_Metin Bölümü_
● ● ● ●
30 Kasım 2011 Çarşamba

MEDYADA OSMANLI ARŞİVİ -2-

Bunlar da Türkiye'nin gerçeği

Milli Gazete 28 KASIM 2011

CHP'li Hüseyin Aygün'ün "Atatürk, Dersim Katliamından haberdardı" çıkışıyla başlayan tartışmalar Türkiye'nin yakın geçmişine projektör tuttu. Türkiye 1937-1938 yıllarında Dersim'de neler yaşandığını yeni yeni öğrenirken, 1920-1927 yılları arasından görev yapan  İstiklal Mahkemeleri'nin katlettiği binlerce insanın akıbeti henüz gün yüzüne çıkmış değil.
Çoğu insanın sırf Müslüman kimliğinden dolayı asıldığı İstiklal Mahkemelerinin Dersim'den daha büyük facialara sebep olduğu bilinen bir gerçek. Şapka dayatmasına karşı çıktığı için idam edilen İskilipli Atıf Hoca, İzmir'de asılan İsmail Canbulat, cinayete kurban giden Ali Şükrü Bey bu karanlık dönemde katledilen binlerce isimden sadece birkaçı.

Arşivlerin tamamının açılması gerekiyor

Marmara Üniversitesi Tarih Bölümü Öğretim Görevlisi Prof. Dr. Vahdettin Engin, sadece Dersim olayları değil, İstiklal Mahkemesi arşivlerinin de açılması gerektiğini söyledi. Engin, "Tarihimizle yüzleşmemiz için sadece Dersim olaylarının değil, İstiklal Mahkemeleri'nin idamlarının da arşivleri açılmalıdır. O zaman binlerce insan sorgusuz sualsiz asıldı. İskilipli Atıf Hoca, Ali Şükrü Bey cinayeti, İsmail Canbulat'ın idamı da var. Bütün bunların açılması gerekir" dedi.
● ● ● ●
_Veri Alıntıları_
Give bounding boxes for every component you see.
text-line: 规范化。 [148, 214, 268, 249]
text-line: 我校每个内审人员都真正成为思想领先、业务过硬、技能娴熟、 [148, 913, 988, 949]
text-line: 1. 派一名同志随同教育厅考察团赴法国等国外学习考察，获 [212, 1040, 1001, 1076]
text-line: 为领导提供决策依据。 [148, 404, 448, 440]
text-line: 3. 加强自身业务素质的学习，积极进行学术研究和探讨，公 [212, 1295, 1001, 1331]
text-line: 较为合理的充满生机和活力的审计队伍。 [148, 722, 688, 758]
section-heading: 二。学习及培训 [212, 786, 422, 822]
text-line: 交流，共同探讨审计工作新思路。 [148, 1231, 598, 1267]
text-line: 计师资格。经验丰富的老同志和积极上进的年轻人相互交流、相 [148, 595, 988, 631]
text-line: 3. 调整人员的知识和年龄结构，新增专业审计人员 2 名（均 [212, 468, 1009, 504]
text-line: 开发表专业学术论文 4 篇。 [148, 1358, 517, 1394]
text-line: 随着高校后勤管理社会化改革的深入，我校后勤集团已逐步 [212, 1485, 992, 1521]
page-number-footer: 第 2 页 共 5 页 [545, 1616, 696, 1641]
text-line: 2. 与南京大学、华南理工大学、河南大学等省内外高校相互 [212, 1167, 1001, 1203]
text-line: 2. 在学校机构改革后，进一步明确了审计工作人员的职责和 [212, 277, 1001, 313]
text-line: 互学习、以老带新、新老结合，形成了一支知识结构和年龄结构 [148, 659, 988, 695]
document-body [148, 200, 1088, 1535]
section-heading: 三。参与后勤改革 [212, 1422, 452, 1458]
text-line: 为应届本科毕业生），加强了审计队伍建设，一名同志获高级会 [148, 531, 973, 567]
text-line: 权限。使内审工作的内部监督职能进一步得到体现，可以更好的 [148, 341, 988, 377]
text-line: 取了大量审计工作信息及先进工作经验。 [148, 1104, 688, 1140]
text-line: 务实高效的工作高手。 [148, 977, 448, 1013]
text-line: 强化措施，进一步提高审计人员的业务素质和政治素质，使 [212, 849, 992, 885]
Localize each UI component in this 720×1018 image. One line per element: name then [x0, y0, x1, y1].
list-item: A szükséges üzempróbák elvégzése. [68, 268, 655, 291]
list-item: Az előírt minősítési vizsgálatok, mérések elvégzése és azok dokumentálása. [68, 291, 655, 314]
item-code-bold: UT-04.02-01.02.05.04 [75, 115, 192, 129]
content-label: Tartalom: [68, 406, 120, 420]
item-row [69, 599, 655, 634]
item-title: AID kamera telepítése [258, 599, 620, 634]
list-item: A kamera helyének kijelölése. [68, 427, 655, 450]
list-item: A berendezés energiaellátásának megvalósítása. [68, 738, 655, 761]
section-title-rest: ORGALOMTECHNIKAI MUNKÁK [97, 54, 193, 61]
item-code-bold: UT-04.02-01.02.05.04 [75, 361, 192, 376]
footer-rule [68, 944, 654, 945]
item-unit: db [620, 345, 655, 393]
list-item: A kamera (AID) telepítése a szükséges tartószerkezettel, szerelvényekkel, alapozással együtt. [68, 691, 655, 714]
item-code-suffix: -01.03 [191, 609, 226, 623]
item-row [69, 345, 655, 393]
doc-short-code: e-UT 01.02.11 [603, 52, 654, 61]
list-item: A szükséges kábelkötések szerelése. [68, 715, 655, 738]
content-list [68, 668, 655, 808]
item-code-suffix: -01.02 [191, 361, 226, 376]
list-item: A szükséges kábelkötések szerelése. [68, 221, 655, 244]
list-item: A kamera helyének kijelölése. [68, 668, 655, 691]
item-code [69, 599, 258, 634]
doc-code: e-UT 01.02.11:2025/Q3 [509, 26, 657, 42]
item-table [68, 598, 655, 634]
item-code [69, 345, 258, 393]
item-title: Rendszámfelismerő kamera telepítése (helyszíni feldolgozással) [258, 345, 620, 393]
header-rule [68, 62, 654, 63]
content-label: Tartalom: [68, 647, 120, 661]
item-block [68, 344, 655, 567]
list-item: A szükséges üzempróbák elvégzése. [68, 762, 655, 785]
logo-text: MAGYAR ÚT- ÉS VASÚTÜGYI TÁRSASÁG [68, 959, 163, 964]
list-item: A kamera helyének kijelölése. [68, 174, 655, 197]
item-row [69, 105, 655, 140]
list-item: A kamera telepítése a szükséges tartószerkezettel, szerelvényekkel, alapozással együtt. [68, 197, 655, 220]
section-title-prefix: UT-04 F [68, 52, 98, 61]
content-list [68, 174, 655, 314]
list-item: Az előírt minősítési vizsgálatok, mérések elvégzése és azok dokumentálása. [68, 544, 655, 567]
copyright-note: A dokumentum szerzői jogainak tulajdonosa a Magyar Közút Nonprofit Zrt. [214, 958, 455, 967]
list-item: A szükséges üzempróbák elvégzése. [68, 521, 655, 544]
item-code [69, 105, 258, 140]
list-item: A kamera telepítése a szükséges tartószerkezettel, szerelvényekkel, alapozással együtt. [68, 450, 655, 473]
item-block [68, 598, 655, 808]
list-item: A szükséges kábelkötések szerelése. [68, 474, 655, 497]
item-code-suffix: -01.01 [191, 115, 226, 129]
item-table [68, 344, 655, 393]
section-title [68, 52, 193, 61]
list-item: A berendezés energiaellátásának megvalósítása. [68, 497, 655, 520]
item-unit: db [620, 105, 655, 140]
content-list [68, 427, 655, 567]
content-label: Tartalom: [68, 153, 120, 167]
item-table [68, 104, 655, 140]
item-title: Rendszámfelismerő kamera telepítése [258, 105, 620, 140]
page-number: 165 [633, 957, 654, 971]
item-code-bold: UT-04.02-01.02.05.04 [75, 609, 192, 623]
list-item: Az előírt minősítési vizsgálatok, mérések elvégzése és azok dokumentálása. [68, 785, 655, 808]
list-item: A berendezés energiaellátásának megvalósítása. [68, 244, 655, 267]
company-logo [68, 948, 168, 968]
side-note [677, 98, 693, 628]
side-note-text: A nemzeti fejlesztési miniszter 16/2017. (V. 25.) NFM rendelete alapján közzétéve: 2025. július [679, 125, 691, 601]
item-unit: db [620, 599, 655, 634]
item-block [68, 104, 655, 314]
● ● ● ●
_Alıştırma Görevi 1_
İstiklal Mahkemeleri üzerine yazılmış metinde "30 Kasım 2011" sözlerinden "yüzüne çıkmış değil." sözlerine kadar uzanan kısmı kelimesi kelimesine yazın.
_Alıştırma Görevi 2_
İstiklal Mahkemeleri üzerine yazılmış metne göre aşağıdaki ifadelerin her biri doğru mu? Her birine evet ya da hayır deyip karara esas olan sözleri metinden aynen alıntılayın.
(a) Vahdettin Engin, Marmara Üniversitesi Tarih Bölümünde öğretim görevlisidir.
(b) Engin, yalnızca Dersim olaylarına ait arşivlerin açılmasını istemiştir.
(c) İskilipli Atıf Hoca cinayete kurban gitmiştir.
Öğeler çözüm için gerekli değildir.

_Nihai Sonuç 1_
30 Kasım 2011 Çarşamba

MEDYADA OSMANLI ARŞİVİ -2-

Bunlar da Türkiye'nin gerçeği

Milli Gazete 28 KASIM 2011

CHP'li Hüseyin Aygün'ün "Atatürk, Dersim Katliamından haberdardı" çıkışıyla başlayan tartışmalar Türkiye'nin yakın geçmişine projektör tuttu. Türkiye 1937-1938 yıllarında Dersim'de neler yaşandığını yeni yeni öğrenirken, 1920-1927 yılları arasından görev yapan  İstiklal Mahkemeleri'nin katlettiği binlerce insanın akıbeti henüz gün yüzüne çıkmış değil.

_Nihai Sonuç 2_
(a) Evet: "Marmara Üniversitesi Tarih Bölümü Öğretim Görevlisi Prof. Dr. Vahdettin Engin"
(b) Hayır: "sadece Dersim olayları değil, İstiklal Mahkemesi arşivlerinin de açılması gerektiğini söyledi"
(c) Hayır: "Şapka dayatmasına karşı çıktığı için idam edilen İskilipli Atıf Hoca"